→ Instruction
Give the number of lines that include the word "ylabel", nothing more.

(Figure record extracts)
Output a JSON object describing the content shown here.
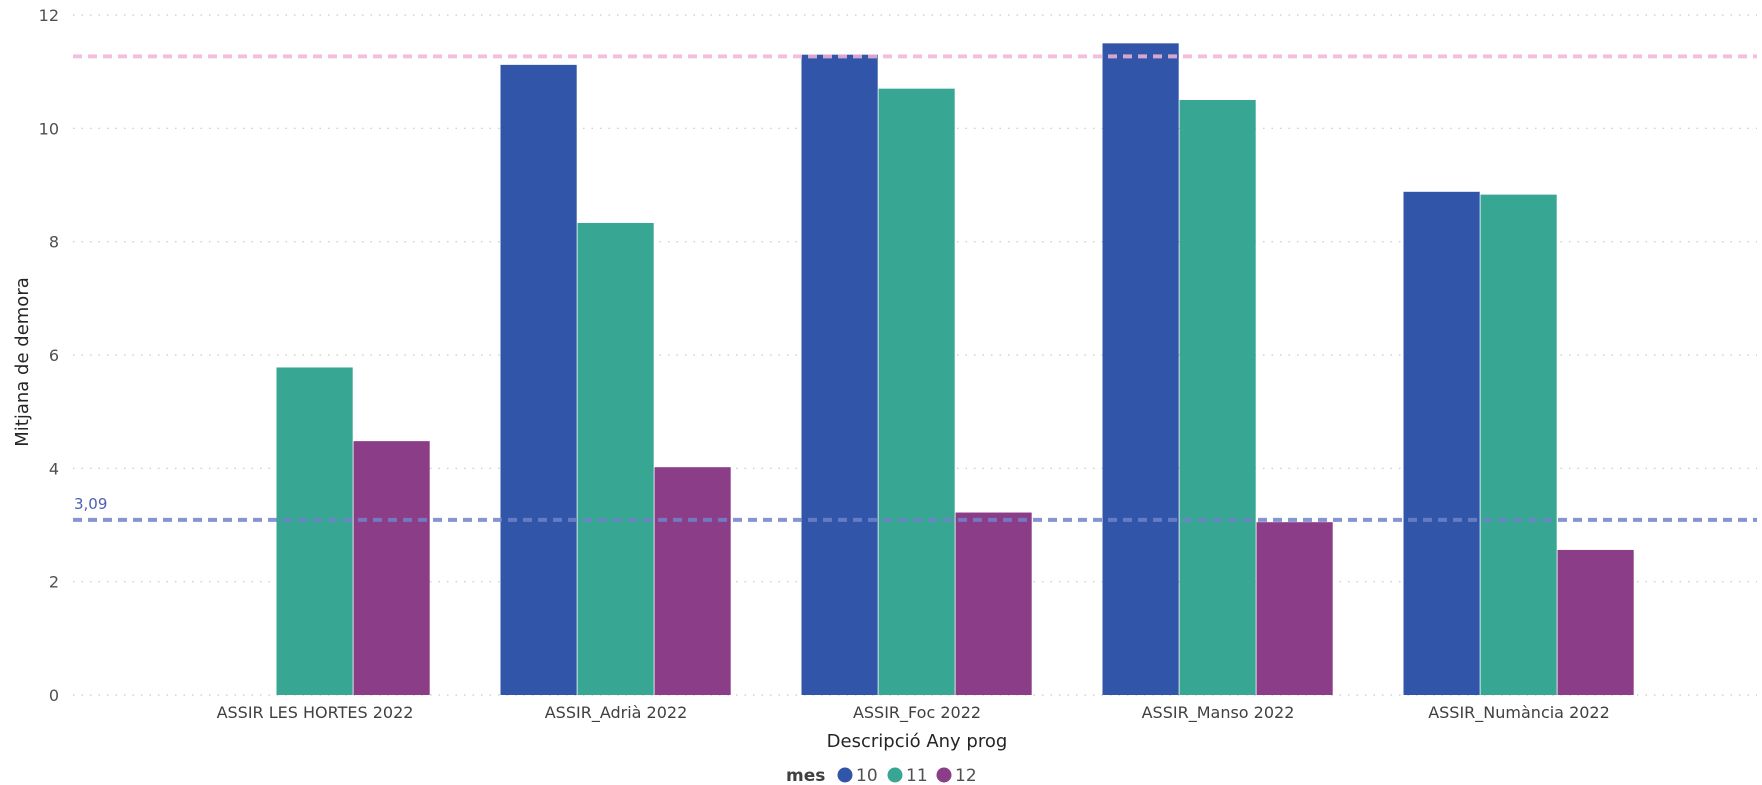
{
  "chart_data": {
    "type": "bar",
    "title": "",
    "xlabel": "Descripció Any prog",
    "ylabel": "Mitjana de demora",
    "ylim": [
      0,
      12
    ],
    "yticks": [
      "0",
      "2",
      "4",
      "6",
      "8",
      "10",
      "12"
    ],
    "grid": true,
    "legend_position": "bottom-center",
    "legend_title": "mes",
    "categories": [
      "ASSIR LES HORTES 2022",
      "ASSIR_Adrià 2022",
      "ASSIR_Foc 2022",
      "ASSIR_Manso 2022",
      "ASSIR_Numància 2022"
    ],
    "series": [
      {
        "name": "10",
        "color": "#3155A8",
        "values": [
          null,
          11.12,
          11.3,
          11.5,
          8.88
        ]
      },
      {
        "name": "11",
        "color": "#37A794",
        "values": [
          5.78,
          8.33,
          10.7,
          10.5,
          8.83
        ]
      },
      {
        "name": "12",
        "color": "#8B3D88",
        "values": [
          4.48,
          4.02,
          3.22,
          3.05,
          2.56
        ]
      }
    ],
    "reference_lines": [
      {
        "value": 3.09,
        "label": "3,09",
        "color": "#6F83C9"
      },
      {
        "value": 11.27,
        "label": "",
        "color": "#F2B6D6"
      }
    ]
  }
}
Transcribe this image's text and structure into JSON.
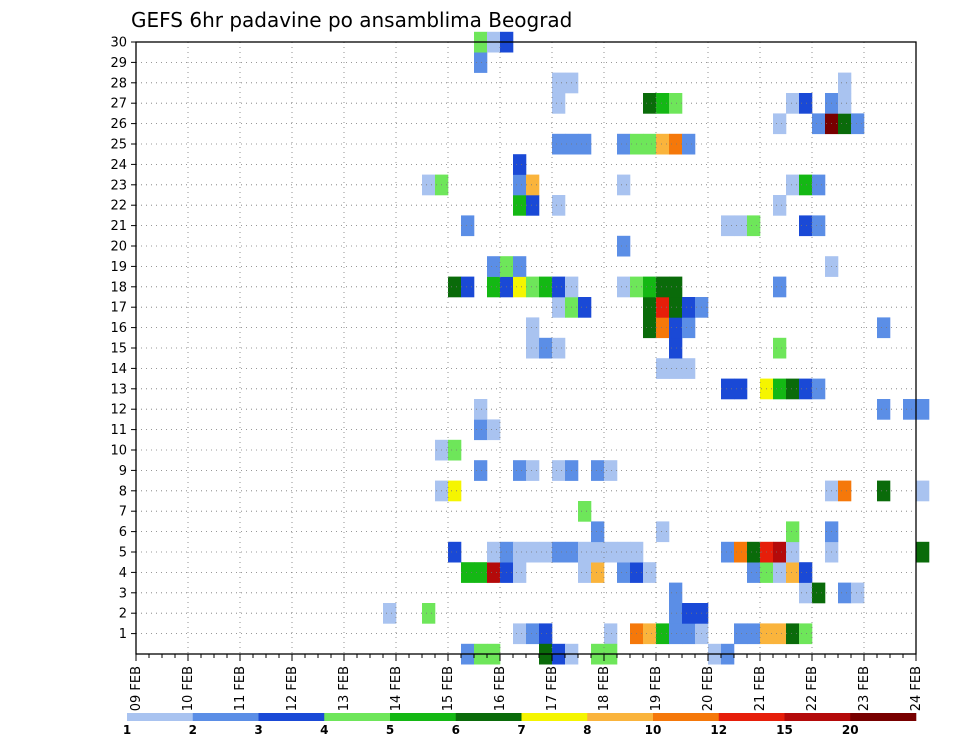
{
  "chart_data": {
    "type": "heatmap",
    "title": "GEFS 6hr padavine po ansamblima Beograd",
    "x_ticks": [
      "09 FEB",
      "10 FEB",
      "11 FEB",
      "12 FEB",
      "13 FEB",
      "14 FEB",
      "15 FEB",
      "16 FEB",
      "17 FEB",
      "18 FEB",
      "19 FEB",
      "20 FEB",
      "21 FEB",
      "22 FEB",
      "23 FEB",
      "24 FEB"
    ],
    "x_step": "6hr",
    "y_ticks": [
      1,
      2,
      3,
      4,
      5,
      6,
      7,
      8,
      9,
      10,
      11,
      12,
      13,
      14,
      15,
      16,
      17,
      18,
      19,
      20,
      21,
      22,
      23,
      24,
      25,
      26,
      27,
      28,
      29,
      30
    ],
    "ylim": [
      0,
      30
    ],
    "grid": true,
    "colorbar": {
      "levels": [
        "1",
        "2",
        "3",
        "4",
        "5",
        "6",
        "7",
        "8",
        "10",
        "12",
        "15",
        "20"
      ],
      "colors": [
        "#a9c3f0",
        "#5b8ee6",
        "#1a49d6",
        "#6ee65a",
        "#14b814",
        "#0a6b0a",
        "#f5f500",
        "#fab43c",
        "#f5780a",
        "#e61e0a",
        "#b40a0a",
        "#780000"
      ]
    },
    "cells": [
      [
        29,
        1,
        0
      ],
      [
        30,
        1,
        1
      ],
      [
        31,
        1,
        2
      ],
      [
        36,
        1,
        0
      ],
      [
        38,
        1,
        8
      ],
      [
        39,
        1,
        7
      ],
      [
        40,
        1,
        4
      ],
      [
        41,
        1,
        1
      ],
      [
        42,
        1,
        1
      ],
      [
        43,
        1,
        0
      ],
      [
        46,
        1,
        1
      ],
      [
        47,
        1,
        1
      ],
      [
        48,
        1,
        7
      ],
      [
        49,
        1,
        7
      ],
      [
        50,
        1,
        5
      ],
      [
        51,
        1,
        3
      ],
      [
        41,
        2,
        1
      ],
      [
        42,
        2,
        2
      ],
      [
        43,
        2,
        2
      ],
      [
        19,
        2,
        0
      ],
      [
        22,
        2,
        3
      ],
      [
        41,
        3,
        1
      ],
      [
        51,
        3,
        0
      ],
      [
        52,
        3,
        5
      ],
      [
        54,
        3,
        1
      ],
      [
        55,
        3,
        0
      ],
      [
        25,
        4,
        4
      ],
      [
        26,
        4,
        4
      ],
      [
        27,
        4,
        10
      ],
      [
        28,
        4,
        2
      ],
      [
        29,
        4,
        0
      ],
      [
        34,
        4,
        0
      ],
      [
        35,
        4,
        7
      ],
      [
        37,
        4,
        1
      ],
      [
        38,
        4,
        2
      ],
      [
        39,
        4,
        0
      ],
      [
        47,
        4,
        1
      ],
      [
        48,
        4,
        3
      ],
      [
        49,
        4,
        0
      ],
      [
        50,
        4,
        7
      ],
      [
        51,
        4,
        2
      ],
      [
        24,
        5,
        2
      ],
      [
        27,
        5,
        0
      ],
      [
        28,
        5,
        1
      ],
      [
        29,
        5,
        0
      ],
      [
        30,
        5,
        0
      ],
      [
        31,
        5,
        0
      ],
      [
        32,
        5,
        1
      ],
      [
        33,
        5,
        1
      ],
      [
        34,
        5,
        0
      ],
      [
        35,
        5,
        0
      ],
      [
        36,
        5,
        0
      ],
      [
        37,
        5,
        0
      ],
      [
        38,
        5,
        0
      ],
      [
        45,
        5,
        1
      ],
      [
        46,
        5,
        8
      ],
      [
        47,
        5,
        5
      ],
      [
        48,
        5,
        9
      ],
      [
        49,
        5,
        10
      ],
      [
        50,
        5,
        0
      ],
      [
        53,
        5,
        0
      ],
      [
        60,
        5,
        5
      ],
      [
        35,
        6,
        1
      ],
      [
        40,
        6,
        0
      ],
      [
        53,
        6,
        1
      ],
      [
        50,
        6,
        3
      ],
      [
        34,
        7,
        3
      ],
      [
        23,
        8,
        0
      ],
      [
        24,
        8,
        6
      ],
      [
        53,
        8,
        0
      ],
      [
        54,
        8,
        8
      ],
      [
        57,
        8,
        5
      ],
      [
        60,
        8,
        0
      ],
      [
        26,
        9,
        1
      ],
      [
        29,
        9,
        1
      ],
      [
        30,
        9,
        0
      ],
      [
        32,
        9,
        0
      ],
      [
        33,
        9,
        1
      ],
      [
        35,
        9,
        1
      ],
      [
        36,
        9,
        0
      ],
      [
        23,
        10,
        0
      ],
      [
        24,
        10,
        3
      ],
      [
        26,
        11,
        1
      ],
      [
        27,
        11,
        0
      ],
      [
        26,
        12,
        0
      ],
      [
        57,
        12,
        1
      ],
      [
        59,
        12,
        1
      ],
      [
        60,
        12,
        1
      ],
      [
        45,
        13,
        2
      ],
      [
        46,
        13,
        2
      ],
      [
        48,
        13,
        6
      ],
      [
        49,
        13,
        4
      ],
      [
        50,
        13,
        5
      ],
      [
        51,
        13,
        2
      ],
      [
        52,
        13,
        1
      ],
      [
        40,
        14,
        0
      ],
      [
        41,
        14,
        0
      ],
      [
        42,
        14,
        0
      ],
      [
        30,
        15,
        0
      ],
      [
        31,
        15,
        1
      ],
      [
        32,
        15,
        0
      ],
      [
        41,
        15,
        2
      ],
      [
        49,
        15,
        3
      ],
      [
        30,
        16,
        0
      ],
      [
        39,
        16,
        5
      ],
      [
        40,
        16,
        8
      ],
      [
        41,
        16,
        2
      ],
      [
        42,
        16,
        1
      ],
      [
        57,
        16,
        1
      ],
      [
        32,
        17,
        0
      ],
      [
        33,
        17,
        3
      ],
      [
        34,
        17,
        2
      ],
      [
        39,
        17,
        5
      ],
      [
        40,
        17,
        9
      ],
      [
        41,
        17,
        5
      ],
      [
        42,
        17,
        2
      ],
      [
        43,
        17,
        1
      ],
      [
        24,
        18,
        5
      ],
      [
        25,
        18,
        2
      ],
      [
        27,
        18,
        4
      ],
      [
        28,
        18,
        2
      ],
      [
        29,
        18,
        6
      ],
      [
        30,
        18,
        3
      ],
      [
        31,
        18,
        4
      ],
      [
        32,
        18,
        2
      ],
      [
        33,
        18,
        0
      ],
      [
        37,
        18,
        0
      ],
      [
        38,
        18,
        3
      ],
      [
        39,
        18,
        4
      ],
      [
        40,
        18,
        5
      ],
      [
        41,
        18,
        5
      ],
      [
        49,
        18,
        1
      ],
      [
        27,
        19,
        1
      ],
      [
        28,
        19,
        3
      ],
      [
        29,
        19,
        1
      ],
      [
        53,
        19,
        0
      ],
      [
        37,
        20,
        1
      ],
      [
        25,
        21,
        1
      ],
      [
        45,
        21,
        0
      ],
      [
        46,
        21,
        0
      ],
      [
        47,
        21,
        3
      ],
      [
        51,
        21,
        2
      ],
      [
        52,
        21,
        1
      ],
      [
        29,
        22,
        4
      ],
      [
        30,
        22,
        2
      ],
      [
        32,
        22,
        0
      ],
      [
        49,
        22,
        0
      ],
      [
        22,
        23,
        0
      ],
      [
        23,
        23,
        3
      ],
      [
        29,
        23,
        1
      ],
      [
        30,
        23,
        7
      ],
      [
        37,
        23,
        0
      ],
      [
        50,
        23,
        0
      ],
      [
        51,
        23,
        4
      ],
      [
        52,
        23,
        1
      ],
      [
        29,
        24,
        2
      ],
      [
        32,
        25,
        1
      ],
      [
        33,
        25,
        1
      ],
      [
        34,
        25,
        1
      ],
      [
        37,
        25,
        1
      ],
      [
        38,
        25,
        3
      ],
      [
        39,
        25,
        3
      ],
      [
        40,
        25,
        7
      ],
      [
        41,
        25,
        8
      ],
      [
        42,
        25,
        1
      ],
      [
        49,
        26,
        0
      ],
      [
        52,
        26,
        1
      ],
      [
        53,
        26,
        11
      ],
      [
        54,
        26,
        5
      ],
      [
        55,
        26,
        1
      ],
      [
        32,
        27,
        0
      ],
      [
        39,
        27,
        5
      ],
      [
        40,
        27,
        4
      ],
      [
        41,
        27,
        3
      ],
      [
        50,
        27,
        0
      ],
      [
        51,
        27,
        2
      ],
      [
        53,
        27,
        1
      ],
      [
        54,
        27,
        0
      ],
      [
        32,
        28,
        0
      ],
      [
        33,
        28,
        0
      ],
      [
        54,
        28,
        0
      ],
      [
        26,
        29,
        1
      ],
      [
        26,
        30,
        3
      ],
      [
        27,
        30,
        0
      ],
      [
        28,
        30,
        2
      ],
      [
        25,
        0,
        1
      ],
      [
        26,
        0,
        3
      ],
      [
        27,
        0,
        3
      ],
      [
        31,
        0,
        5
      ],
      [
        32,
        0,
        2
      ],
      [
        33,
        0,
        0
      ],
      [
        35,
        0,
        3
      ],
      [
        36,
        0,
        3
      ],
      [
        44,
        0,
        0
      ],
      [
        45,
        0,
        1
      ]
    ]
  }
}
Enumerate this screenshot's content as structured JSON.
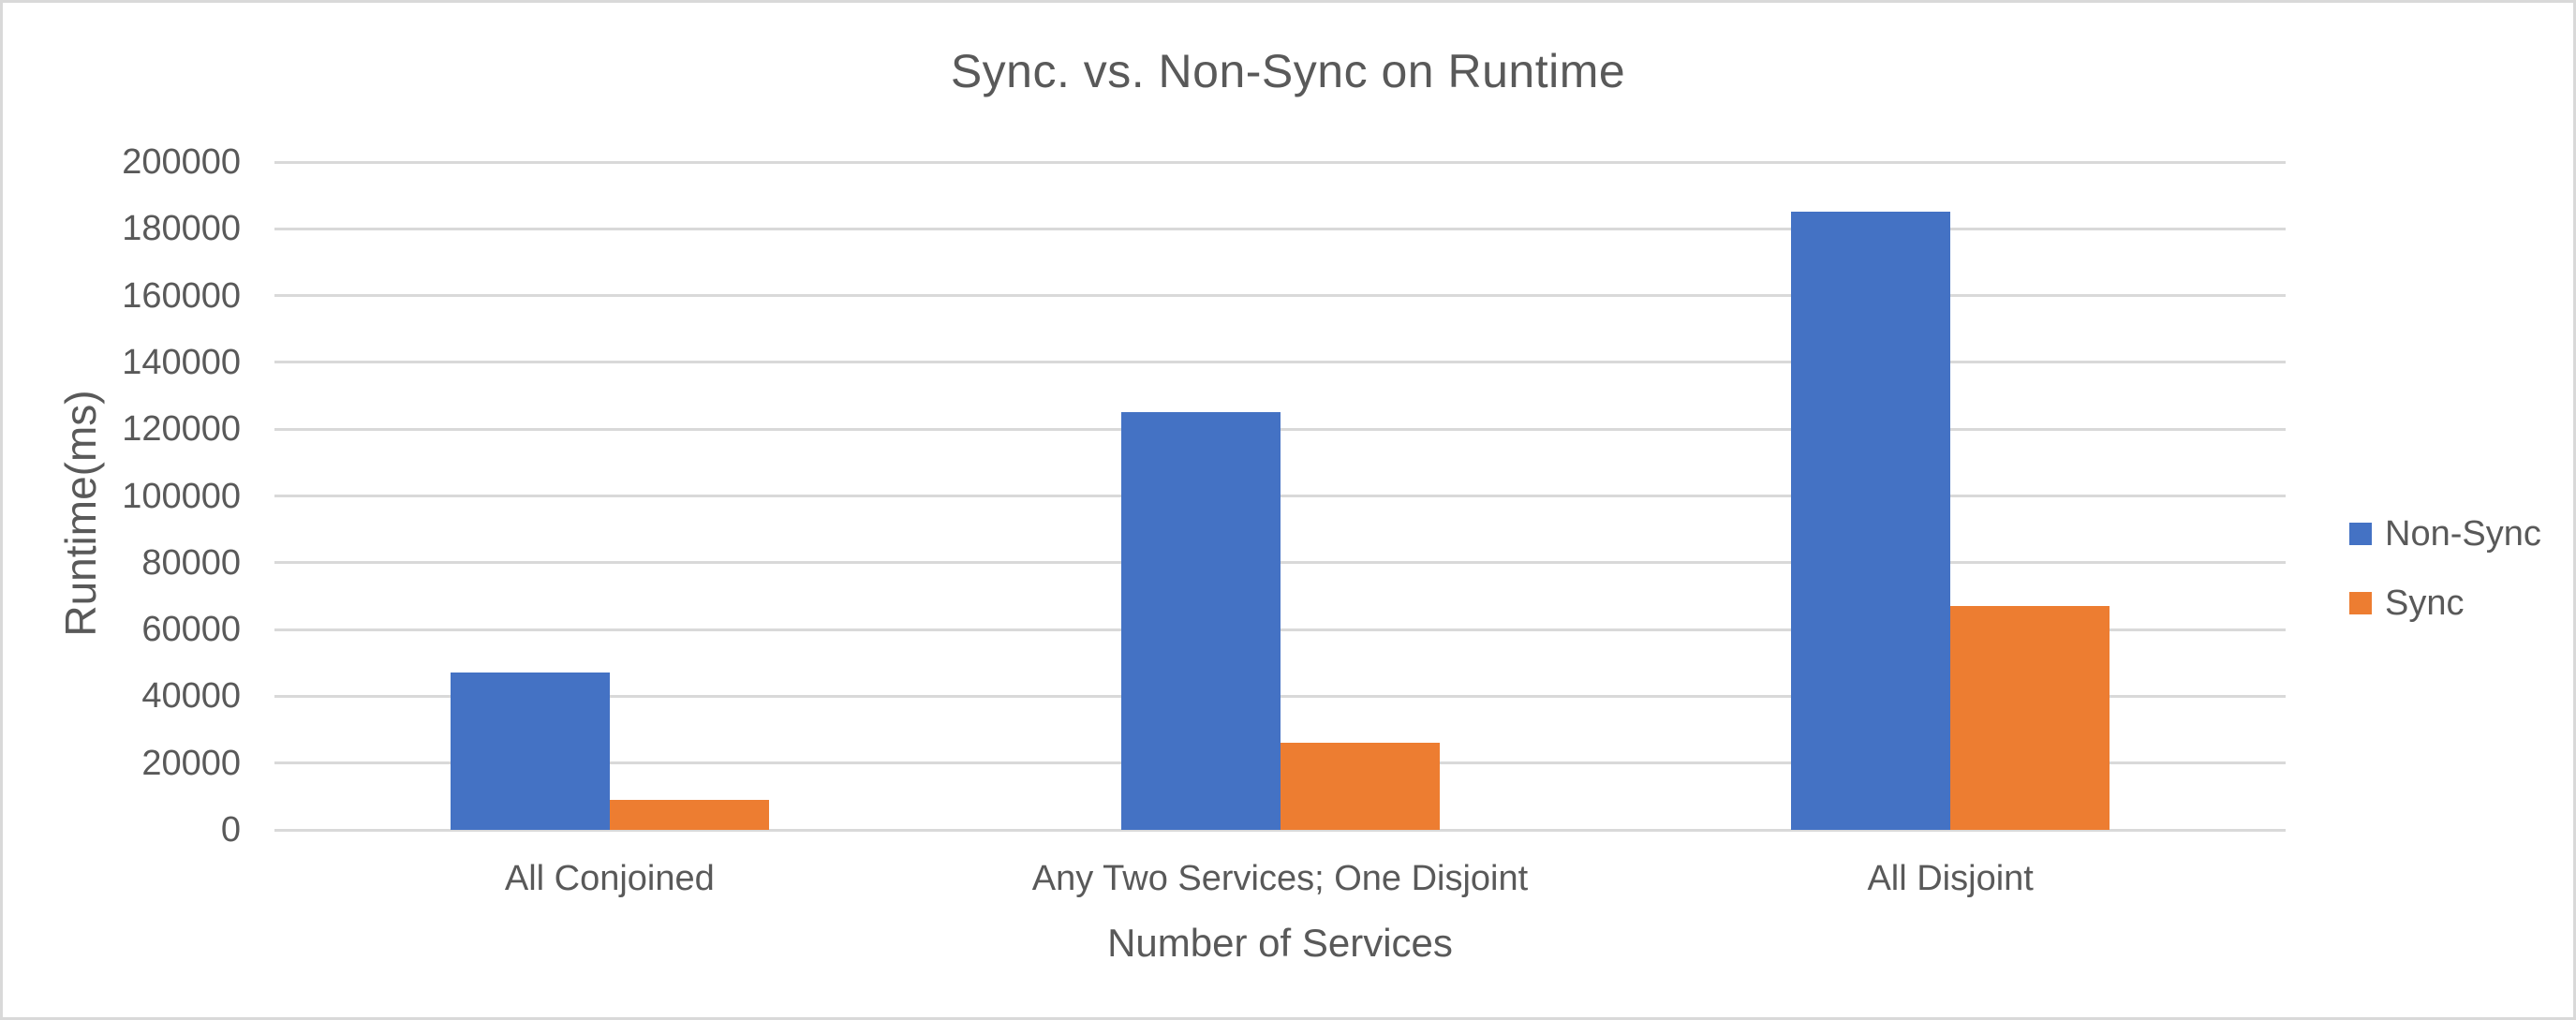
{
  "frame": {
    "background_color": "#ffffff",
    "border_color": "#d9d9d9"
  },
  "chart_data": {
    "type": "bar",
    "title": "Sync. vs. Non-Sync on Runtime",
    "xlabel": "Number of Services",
    "ylabel": "Runtime(ms)",
    "categories": [
      "All Conjoined",
      "Any Two Services; One Disjoint",
      "All Disjoint"
    ],
    "series": [
      {
        "name": "Non-Sync",
        "color": "#4472c4",
        "values": [
          47000,
          125000,
          185000
        ]
      },
      {
        "name": "Sync",
        "color": "#ed7d31",
        "values": [
          9000,
          26000,
          67000
        ]
      }
    ],
    "ylim": [
      0,
      200000
    ],
    "ytick_values": [
      0,
      20000,
      40000,
      60000,
      80000,
      100000,
      120000,
      140000,
      160000,
      180000,
      200000
    ],
    "ytick_labels": [
      "0",
      "20000",
      "40000",
      "60000",
      "80000",
      "100000",
      "120000",
      "140000",
      "160000",
      "180000",
      "200000"
    ],
    "grid": true,
    "gridline_color": "#d9d9d9",
    "text_color": "#595959",
    "legend_position": "right"
  }
}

→ Solution below
2